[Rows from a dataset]
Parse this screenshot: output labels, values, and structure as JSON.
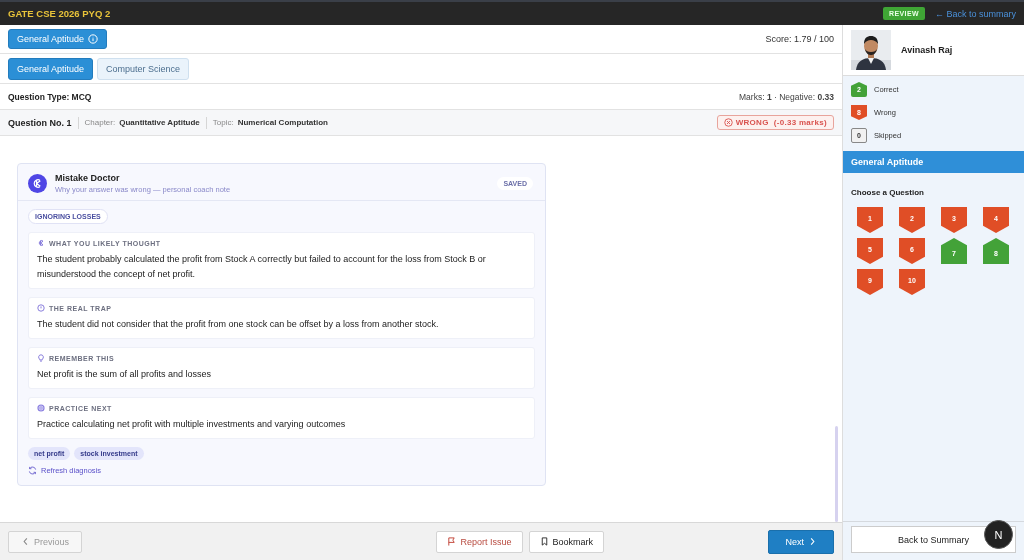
{
  "topbar": {
    "title": "GATE CSE 2026 PYQ 2",
    "badge": "REVIEW",
    "back_link": "← Back to summary"
  },
  "section_button": {
    "label": "General Aptitude"
  },
  "score": "Score: 1.79 / 100",
  "tabs": [
    {
      "label": "General Aptitude",
      "selected": true
    },
    {
      "label": "Computer Science",
      "selected": false
    }
  ],
  "question_type": "Question Type: MCQ",
  "marks": "Marks: **1** · Negative: **0.33**",
  "question": {
    "number": "Question No. 1",
    "chapter_label": "Chapter:",
    "chapter": "Quantitative Aptitude",
    "topic_label": "Topic:",
    "topic": "Numerical Computation",
    "result": "WRONG  (-0.33 marks)"
  },
  "mistake_doctor": {
    "title": "Mistake Doctor",
    "subtitle": "Why your answer was wrong — personal coach note",
    "status": "SAVED",
    "category": "IGNORING LOSSES",
    "sections": [
      {
        "kind": "thought",
        "heading": "WHAT YOU LIKELY THOUGHT",
        "text": "The student probably calculated the profit from Stock A correctly but failed to account for the loss from Stock B or misunderstood the concept of net profit."
      },
      {
        "kind": "trap",
        "heading": "THE REAL TRAP",
        "text": "The student did not consider that the profit from one stock can be offset by a loss from another stock."
      },
      {
        "kind": "remember",
        "heading": "REMEMBER THIS",
        "text": "Net profit is the sum of all profits and losses"
      },
      {
        "kind": "practice",
        "heading": "PRACTICE NEXT",
        "text": "Practice calculating net profit with multiple investments and varying outcomes"
      }
    ],
    "tags": [
      "net profit",
      "stock investment"
    ],
    "refresh": "Refresh diagnosis"
  },
  "footer": {
    "previous": "Previous",
    "report": "Report Issue",
    "bookmark": "Bookmark",
    "next": "Next"
  },
  "sidebar": {
    "user_name": "Avinash Raj",
    "legend": [
      {
        "kind": "correct",
        "count": "2",
        "label": "Correct"
      },
      {
        "kind": "wrong",
        "count": "8",
        "label": "Wrong"
      },
      {
        "kind": "skipped",
        "count": "0",
        "label": "Skipped"
      }
    ],
    "section_title": "General Aptitude",
    "palette_title": "Choose a Question",
    "questions": [
      {
        "number": "1",
        "kind": "wrong"
      },
      {
        "number": "2",
        "kind": "wrong"
      },
      {
        "number": "3",
        "kind": "wrong"
      },
      {
        "number": "4",
        "kind": "wrong"
      },
      {
        "number": "5",
        "kind": "wrong"
      },
      {
        "number": "6",
        "kind": "wrong"
      },
      {
        "number": "7",
        "kind": "correct"
      },
      {
        "number": "8",
        "kind": "correct"
      },
      {
        "number": "9",
        "kind": "wrong"
      },
      {
        "number": "10",
        "kind": "wrong"
      }
    ],
    "back_button": "Back to Summary"
  },
  "dev_badge": "N"
}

Written instruction: Transcribe every entry above exactly. Omit all pictures.

The completed task:
Parse this screenshot: output labels, values, and structure as JSON.
{
  "topbar": {
    "title": "GATE CSE 2026 PYQ 2",
    "badge": "REVIEW",
    "back_link": "← Back to summary"
  },
  "section_button": {
    "label": "General Aptitude"
  },
  "score": "Score: 1.79 / 100",
  "tabs": [
    {
      "label": "General Aptitude",
      "selected": true
    },
    {
      "label": "Computer Science",
      "selected": false
    }
  ],
  "question_type": "Question Type: MCQ",
  "marks": "Marks: **1** · Negative: **0.33**",
  "question": {
    "number": "Question No. 1",
    "chapter_label": "Chapter:",
    "chapter": "Quantitative Aptitude",
    "topic_label": "Topic:",
    "topic": "Numerical Computation",
    "result": "WRONG  (-0.33 marks)"
  },
  "mistake_doctor": {
    "title": "Mistake Doctor",
    "subtitle": "Why your answer was wrong — personal coach note",
    "status": "SAVED",
    "category": "IGNORING LOSSES",
    "sections": [
      {
        "kind": "thought",
        "heading": "WHAT YOU LIKELY THOUGHT",
        "text": "The student probably calculated the profit from Stock A correctly but failed to account for the loss from Stock B or misunderstood the concept of net profit."
      },
      {
        "kind": "trap",
        "heading": "THE REAL TRAP",
        "text": "The student did not consider that the profit from one stock can be offset by a loss from another stock."
      },
      {
        "kind": "remember",
        "heading": "REMEMBER THIS",
        "text": "Net profit is the sum of all profits and losses"
      },
      {
        "kind": "practice",
        "heading": "PRACTICE NEXT",
        "text": "Practice calculating net profit with multiple investments and varying outcomes"
      }
    ],
    "tags": [
      "net profit",
      "stock investment"
    ],
    "refresh": "Refresh diagnosis"
  },
  "footer": {
    "previous": "Previous",
    "report": "Report Issue",
    "bookmark": "Bookmark",
    "next": "Next"
  },
  "sidebar": {
    "user_name": "Avinash Raj",
    "legend": [
      {
        "kind": "correct",
        "count": "2",
        "label": "Correct"
      },
      {
        "kind": "wrong",
        "count": "8",
        "label": "Wrong"
      },
      {
        "kind": "skipped",
        "count": "0",
        "label": "Skipped"
      }
    ],
    "section_title": "General Aptitude",
    "palette_title": "Choose a Question",
    "questions": [
      {
        "number": "1",
        "kind": "wrong"
      },
      {
        "number": "2",
        "kind": "wrong"
      },
      {
        "number": "3",
        "kind": "wrong"
      },
      {
        "number": "4",
        "kind": "wrong"
      },
      {
        "number": "5",
        "kind": "wrong"
      },
      {
        "number": "6",
        "kind": "wrong"
      },
      {
        "number": "7",
        "kind": "correct"
      },
      {
        "number": "8",
        "kind": "correct"
      },
      {
        "number": "9",
        "kind": "wrong"
      },
      {
        "number": "10",
        "kind": "wrong"
      }
    ],
    "back_button": "Back to Summary"
  },
  "dev_badge": "N"
}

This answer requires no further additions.